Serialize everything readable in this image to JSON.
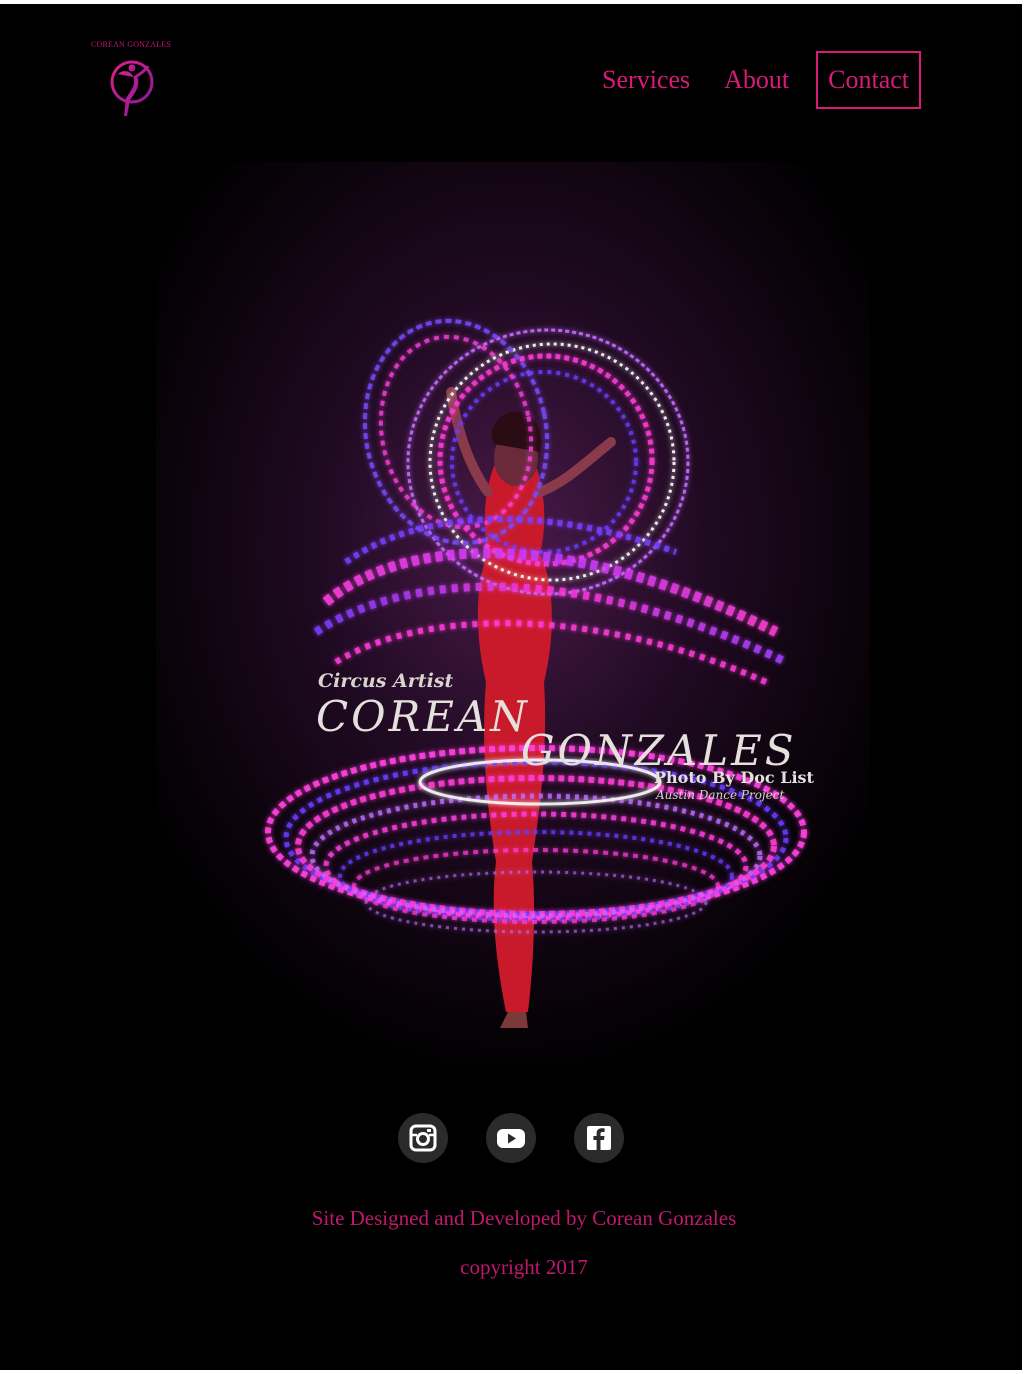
{
  "logo": {
    "text": "COREAN GONZALES",
    "icon": "aerial-hoop-dancer-icon"
  },
  "nav": {
    "items": [
      {
        "label": "Services"
      },
      {
        "label": "About"
      },
      {
        "label": "Contact"
      }
    ]
  },
  "hero": {
    "subtitle": "Circus Artist",
    "first_name": "COREAN",
    "last_name": "GONZALES",
    "photo_credit": "Photo By Doc List",
    "project": "Austin Dance Project"
  },
  "social": [
    {
      "icon": "instagram-icon"
    },
    {
      "icon": "youtube-icon"
    },
    {
      "icon": "facebook-icon"
    }
  ],
  "footer": {
    "credit": "Site Designed and Developed by Corean Gonzales",
    "copyright": "copyright 2017"
  },
  "colors": {
    "accent": "#d81b78",
    "background": "#000000",
    "light_trail_pink": "#ff2fd0",
    "light_trail_violet": "#6a3dff"
  }
}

### Exercise prompt:
Pictures stay out of the copy; please restate every record above exactly.

### Correct answer:
Serialize everything readable in this image to JSON.
{
  "logo": {
    "text": "COREAN GONZALES",
    "icon": "aerial-hoop-dancer-icon"
  },
  "nav": {
    "items": [
      {
        "label": "Services"
      },
      {
        "label": "About"
      },
      {
        "label": "Contact"
      }
    ]
  },
  "hero": {
    "subtitle": "Circus Artist",
    "first_name": "COREAN",
    "last_name": "GONZALES",
    "photo_credit": "Photo By Doc List",
    "project": "Austin Dance Project"
  },
  "social": [
    {
      "icon": "instagram-icon"
    },
    {
      "icon": "youtube-icon"
    },
    {
      "icon": "facebook-icon"
    }
  ],
  "footer": {
    "credit": "Site Designed and Developed by Corean Gonzales",
    "copyright": "copyright 2017"
  },
  "colors": {
    "accent": "#d81b78",
    "background": "#000000",
    "light_trail_pink": "#ff2fd0",
    "light_trail_violet": "#6a3dff"
  }
}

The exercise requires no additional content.